**Exercise description**: Reproduce the listing verbatim.

**Records shown**:
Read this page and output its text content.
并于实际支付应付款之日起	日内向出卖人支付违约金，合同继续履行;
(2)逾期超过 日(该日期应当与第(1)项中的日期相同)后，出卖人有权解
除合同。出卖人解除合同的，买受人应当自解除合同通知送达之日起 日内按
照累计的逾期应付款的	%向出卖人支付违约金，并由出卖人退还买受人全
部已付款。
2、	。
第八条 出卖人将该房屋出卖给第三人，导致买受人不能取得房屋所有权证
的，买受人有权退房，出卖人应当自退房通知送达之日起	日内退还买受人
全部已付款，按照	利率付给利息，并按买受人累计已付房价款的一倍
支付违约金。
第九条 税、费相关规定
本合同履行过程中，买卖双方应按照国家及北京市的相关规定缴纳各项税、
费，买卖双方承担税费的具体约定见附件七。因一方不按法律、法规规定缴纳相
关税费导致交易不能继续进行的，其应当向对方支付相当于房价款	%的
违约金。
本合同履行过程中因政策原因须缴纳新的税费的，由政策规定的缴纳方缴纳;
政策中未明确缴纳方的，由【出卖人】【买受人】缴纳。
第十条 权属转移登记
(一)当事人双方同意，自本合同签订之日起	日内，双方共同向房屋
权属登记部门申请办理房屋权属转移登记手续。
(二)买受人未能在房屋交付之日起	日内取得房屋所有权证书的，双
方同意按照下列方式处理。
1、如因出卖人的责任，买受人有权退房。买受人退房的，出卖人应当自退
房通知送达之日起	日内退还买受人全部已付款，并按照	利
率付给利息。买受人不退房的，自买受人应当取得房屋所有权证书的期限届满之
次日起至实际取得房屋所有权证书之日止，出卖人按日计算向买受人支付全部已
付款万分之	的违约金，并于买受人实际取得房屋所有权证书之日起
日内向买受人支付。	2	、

**Task response**:
Read this page and output its text content.
并于实际支付应付款之日起	日内向出卖人支付违约金，合同继续履行;
(2)逾期超过 日(该日期应当与第(1)项中的日期相同)后，出卖人有权解
除合同。出卖人解除合同的，买受人应当自解除合同通知送达之日起 日内按
照累计的逾期应付款的	%向出卖人支付违约金，并由出卖人退还买受人全
部已付款。
2、	。
第八条 出卖人将该房屋出卖给第三人，导致买受人不能取得房屋所有权证
的，买受人有权退房，出卖人应当自退房通知送达之日起	日内退还买受人
全部已付款，按照	利率付给利息，并按买受人累计已付房价款的一倍
支付违约金。
第九条 税、费相关规定
本合同履行过程中，买卖双方应按照国家及北京市的相关规定缴纳各项税、
费，买卖双方承担税费的具体约定见附件七。因一方不按法律、法规规定缴纳相
关税费导致交易不能继续进行的，其应当向对方支付相当于房价款	%的
违约金。
本合同履行过程中因政策原因须缴纳新的税费的，由政策规定的缴纳方缴纳;
政策中未明确缴纳方的，由【出卖人】【买受人】缴纳。
第十条 权属转移登记
(一)当事人双方同意，自本合同签订之日起	日内，双方共同向房屋
权属登记部门申请办理房屋权属转移登记手续。
(二)买受人未能在房屋交付之日起	日内取得房屋所有权证书的，双
方同意按照下列方式处理。
1、如因出卖人的责任，买受人有权退房。买受人退房的，出卖人应当自退
房通知送达之日起	日内退还买受人全部已付款，并按照	利
率付给利息。买受人不退房的，自买受人应当取得房屋所有权证书的期限届满之
次日起至实际取得房屋所有权证书之日止，出卖人按日计算向买受人支付全部已
付款万分之	的违约金，并于买受人实际取得房屋所有权证书之日起
日内向买受人支付。	2	、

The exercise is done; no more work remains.